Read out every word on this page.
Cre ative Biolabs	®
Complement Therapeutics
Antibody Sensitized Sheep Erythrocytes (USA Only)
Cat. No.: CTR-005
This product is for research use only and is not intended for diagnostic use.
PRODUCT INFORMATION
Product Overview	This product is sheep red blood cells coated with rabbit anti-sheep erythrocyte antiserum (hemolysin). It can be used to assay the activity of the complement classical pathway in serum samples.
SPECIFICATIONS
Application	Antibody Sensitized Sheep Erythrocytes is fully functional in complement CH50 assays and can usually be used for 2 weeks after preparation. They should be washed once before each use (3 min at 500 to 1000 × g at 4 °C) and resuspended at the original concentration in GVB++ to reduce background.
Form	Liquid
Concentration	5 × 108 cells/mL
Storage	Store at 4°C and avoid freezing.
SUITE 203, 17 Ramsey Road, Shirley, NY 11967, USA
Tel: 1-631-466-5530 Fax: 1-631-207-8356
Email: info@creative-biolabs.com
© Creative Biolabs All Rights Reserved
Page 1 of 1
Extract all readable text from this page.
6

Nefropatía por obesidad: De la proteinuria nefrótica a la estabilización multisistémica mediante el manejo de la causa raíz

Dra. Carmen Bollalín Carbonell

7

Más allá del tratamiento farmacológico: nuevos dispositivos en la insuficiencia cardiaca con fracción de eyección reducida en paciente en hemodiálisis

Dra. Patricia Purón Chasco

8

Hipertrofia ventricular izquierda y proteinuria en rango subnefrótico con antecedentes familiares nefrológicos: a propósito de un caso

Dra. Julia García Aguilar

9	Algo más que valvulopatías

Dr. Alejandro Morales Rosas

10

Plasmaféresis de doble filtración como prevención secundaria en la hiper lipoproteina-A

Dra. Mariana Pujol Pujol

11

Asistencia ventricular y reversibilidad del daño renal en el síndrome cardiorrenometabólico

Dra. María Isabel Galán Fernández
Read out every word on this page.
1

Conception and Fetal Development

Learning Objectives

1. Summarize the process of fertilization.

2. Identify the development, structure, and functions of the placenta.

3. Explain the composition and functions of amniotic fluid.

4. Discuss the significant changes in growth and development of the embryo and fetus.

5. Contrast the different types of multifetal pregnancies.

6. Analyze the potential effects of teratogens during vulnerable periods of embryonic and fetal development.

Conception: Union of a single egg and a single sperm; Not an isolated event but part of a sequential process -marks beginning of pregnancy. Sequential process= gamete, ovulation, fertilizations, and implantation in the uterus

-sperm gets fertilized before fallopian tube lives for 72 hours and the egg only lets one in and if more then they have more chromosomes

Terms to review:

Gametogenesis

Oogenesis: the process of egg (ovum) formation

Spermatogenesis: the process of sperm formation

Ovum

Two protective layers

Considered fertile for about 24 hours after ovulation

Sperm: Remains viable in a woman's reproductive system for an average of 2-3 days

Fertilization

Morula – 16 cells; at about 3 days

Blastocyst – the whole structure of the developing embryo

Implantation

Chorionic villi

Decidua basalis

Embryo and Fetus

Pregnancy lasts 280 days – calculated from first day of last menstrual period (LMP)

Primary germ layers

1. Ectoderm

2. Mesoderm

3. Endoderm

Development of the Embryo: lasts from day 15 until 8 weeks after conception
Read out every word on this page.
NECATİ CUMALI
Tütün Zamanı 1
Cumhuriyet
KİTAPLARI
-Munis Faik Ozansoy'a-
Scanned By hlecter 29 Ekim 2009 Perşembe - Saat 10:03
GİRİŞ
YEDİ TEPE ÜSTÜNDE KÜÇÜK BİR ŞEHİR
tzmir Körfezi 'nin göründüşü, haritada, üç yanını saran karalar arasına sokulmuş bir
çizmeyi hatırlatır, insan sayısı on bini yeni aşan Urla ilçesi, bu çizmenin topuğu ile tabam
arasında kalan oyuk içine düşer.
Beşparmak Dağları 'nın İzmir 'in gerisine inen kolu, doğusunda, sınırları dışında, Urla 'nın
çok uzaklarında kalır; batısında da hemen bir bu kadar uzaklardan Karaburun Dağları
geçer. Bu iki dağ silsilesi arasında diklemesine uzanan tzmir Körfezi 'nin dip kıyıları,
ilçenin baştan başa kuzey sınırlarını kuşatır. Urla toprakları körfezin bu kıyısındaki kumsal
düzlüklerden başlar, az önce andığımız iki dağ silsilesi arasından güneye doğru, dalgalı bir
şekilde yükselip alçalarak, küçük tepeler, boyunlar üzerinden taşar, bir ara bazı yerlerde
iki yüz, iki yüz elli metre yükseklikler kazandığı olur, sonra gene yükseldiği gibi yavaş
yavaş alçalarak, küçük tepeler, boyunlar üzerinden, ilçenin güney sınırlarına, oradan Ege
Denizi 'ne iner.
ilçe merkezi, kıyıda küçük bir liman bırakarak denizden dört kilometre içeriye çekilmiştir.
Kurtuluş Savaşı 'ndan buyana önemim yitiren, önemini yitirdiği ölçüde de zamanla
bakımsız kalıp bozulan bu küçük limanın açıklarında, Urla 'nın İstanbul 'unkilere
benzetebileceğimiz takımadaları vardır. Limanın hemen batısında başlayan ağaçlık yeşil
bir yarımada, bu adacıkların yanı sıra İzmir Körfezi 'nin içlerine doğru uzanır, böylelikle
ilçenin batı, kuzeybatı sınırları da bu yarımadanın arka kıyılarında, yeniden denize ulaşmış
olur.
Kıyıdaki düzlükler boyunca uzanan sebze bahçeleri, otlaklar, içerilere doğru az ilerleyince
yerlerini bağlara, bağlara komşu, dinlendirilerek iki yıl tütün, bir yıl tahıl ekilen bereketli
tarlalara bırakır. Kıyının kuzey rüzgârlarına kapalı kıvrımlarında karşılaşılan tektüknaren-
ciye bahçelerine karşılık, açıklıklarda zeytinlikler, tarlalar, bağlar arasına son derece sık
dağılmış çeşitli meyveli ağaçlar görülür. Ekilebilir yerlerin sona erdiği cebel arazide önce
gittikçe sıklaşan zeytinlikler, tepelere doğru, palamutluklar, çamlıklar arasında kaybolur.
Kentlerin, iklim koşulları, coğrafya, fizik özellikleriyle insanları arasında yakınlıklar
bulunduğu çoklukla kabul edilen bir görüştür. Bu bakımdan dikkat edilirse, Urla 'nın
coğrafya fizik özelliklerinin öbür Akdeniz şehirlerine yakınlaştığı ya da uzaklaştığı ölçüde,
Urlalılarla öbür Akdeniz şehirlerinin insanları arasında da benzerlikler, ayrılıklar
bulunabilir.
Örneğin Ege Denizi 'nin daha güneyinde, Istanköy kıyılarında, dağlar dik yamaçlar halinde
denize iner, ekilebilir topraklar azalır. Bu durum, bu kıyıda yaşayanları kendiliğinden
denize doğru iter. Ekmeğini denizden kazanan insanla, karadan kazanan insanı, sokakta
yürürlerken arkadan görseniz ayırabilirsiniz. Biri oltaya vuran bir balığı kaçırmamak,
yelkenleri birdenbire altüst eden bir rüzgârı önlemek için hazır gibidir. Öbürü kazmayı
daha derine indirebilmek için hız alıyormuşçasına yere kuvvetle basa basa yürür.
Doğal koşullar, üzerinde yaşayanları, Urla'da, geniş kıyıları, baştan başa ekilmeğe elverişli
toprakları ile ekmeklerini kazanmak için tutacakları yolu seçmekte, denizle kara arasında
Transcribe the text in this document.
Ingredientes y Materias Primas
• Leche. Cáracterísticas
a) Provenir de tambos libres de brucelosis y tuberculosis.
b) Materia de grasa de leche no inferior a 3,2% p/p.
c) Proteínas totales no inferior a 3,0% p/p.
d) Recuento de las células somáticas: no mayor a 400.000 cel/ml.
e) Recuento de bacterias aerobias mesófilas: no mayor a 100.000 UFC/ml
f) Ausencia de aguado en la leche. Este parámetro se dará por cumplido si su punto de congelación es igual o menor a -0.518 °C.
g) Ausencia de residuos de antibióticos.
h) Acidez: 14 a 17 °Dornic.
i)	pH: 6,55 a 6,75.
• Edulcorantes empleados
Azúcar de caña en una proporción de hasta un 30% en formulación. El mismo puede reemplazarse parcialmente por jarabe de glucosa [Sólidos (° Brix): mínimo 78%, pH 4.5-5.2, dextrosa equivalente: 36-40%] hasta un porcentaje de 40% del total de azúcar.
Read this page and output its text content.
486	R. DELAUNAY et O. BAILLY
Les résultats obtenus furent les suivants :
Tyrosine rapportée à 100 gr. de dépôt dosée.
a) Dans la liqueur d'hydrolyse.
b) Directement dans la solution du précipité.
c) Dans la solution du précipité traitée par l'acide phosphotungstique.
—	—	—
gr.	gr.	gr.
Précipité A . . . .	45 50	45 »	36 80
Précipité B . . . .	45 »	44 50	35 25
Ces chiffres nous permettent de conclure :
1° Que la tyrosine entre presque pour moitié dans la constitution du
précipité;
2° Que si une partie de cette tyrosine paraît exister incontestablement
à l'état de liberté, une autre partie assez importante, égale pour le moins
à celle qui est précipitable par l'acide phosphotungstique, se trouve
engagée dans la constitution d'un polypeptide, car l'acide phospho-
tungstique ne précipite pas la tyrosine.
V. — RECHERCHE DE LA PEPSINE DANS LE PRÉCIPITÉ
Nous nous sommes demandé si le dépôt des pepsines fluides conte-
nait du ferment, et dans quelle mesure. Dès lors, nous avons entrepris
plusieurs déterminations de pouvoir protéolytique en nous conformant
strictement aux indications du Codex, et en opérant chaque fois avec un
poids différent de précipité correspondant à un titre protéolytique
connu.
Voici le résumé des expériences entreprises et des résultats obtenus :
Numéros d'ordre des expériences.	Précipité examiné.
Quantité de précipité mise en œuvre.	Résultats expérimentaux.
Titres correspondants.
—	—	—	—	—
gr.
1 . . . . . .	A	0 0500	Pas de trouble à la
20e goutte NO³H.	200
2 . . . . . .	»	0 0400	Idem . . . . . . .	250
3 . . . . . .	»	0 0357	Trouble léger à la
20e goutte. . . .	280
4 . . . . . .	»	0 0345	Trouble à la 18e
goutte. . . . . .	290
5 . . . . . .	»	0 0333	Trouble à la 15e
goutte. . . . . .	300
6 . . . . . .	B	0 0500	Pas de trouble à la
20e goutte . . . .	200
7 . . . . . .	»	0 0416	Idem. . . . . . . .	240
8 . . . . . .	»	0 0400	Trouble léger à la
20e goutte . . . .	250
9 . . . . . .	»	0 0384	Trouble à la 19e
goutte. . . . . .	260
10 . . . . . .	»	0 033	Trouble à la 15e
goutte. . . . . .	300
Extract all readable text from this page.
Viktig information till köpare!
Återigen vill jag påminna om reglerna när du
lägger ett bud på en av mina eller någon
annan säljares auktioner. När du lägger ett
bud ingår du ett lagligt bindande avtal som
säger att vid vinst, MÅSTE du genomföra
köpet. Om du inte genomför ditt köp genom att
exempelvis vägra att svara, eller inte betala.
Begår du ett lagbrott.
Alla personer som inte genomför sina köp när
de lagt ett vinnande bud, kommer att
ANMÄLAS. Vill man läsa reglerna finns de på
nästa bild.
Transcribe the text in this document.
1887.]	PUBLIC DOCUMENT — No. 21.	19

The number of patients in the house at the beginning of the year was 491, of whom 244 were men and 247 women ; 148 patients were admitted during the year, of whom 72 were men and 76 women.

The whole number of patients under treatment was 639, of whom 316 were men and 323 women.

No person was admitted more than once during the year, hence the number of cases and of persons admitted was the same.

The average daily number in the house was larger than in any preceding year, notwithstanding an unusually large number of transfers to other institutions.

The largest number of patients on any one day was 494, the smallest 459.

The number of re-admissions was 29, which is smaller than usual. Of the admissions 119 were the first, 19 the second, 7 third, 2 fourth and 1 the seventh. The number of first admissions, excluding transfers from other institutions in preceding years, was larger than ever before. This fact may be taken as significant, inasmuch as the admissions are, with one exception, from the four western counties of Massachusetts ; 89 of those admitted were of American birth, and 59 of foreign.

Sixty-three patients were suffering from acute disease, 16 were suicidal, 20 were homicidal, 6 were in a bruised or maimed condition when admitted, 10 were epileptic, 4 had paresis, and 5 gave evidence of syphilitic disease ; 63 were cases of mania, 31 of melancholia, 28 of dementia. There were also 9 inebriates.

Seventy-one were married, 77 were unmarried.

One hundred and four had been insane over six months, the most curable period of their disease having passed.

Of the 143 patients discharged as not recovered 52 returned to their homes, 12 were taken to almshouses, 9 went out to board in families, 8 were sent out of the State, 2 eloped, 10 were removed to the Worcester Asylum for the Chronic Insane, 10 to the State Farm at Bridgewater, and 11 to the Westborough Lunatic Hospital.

==========

● **Action item**:
Pull every line containing "protéolytique" out of the records.

● **Your solution**:
plusieurs déterminations de pouvoir protéolytique en nous conformant
poids différent de précipité correspondant à un titre protéolytique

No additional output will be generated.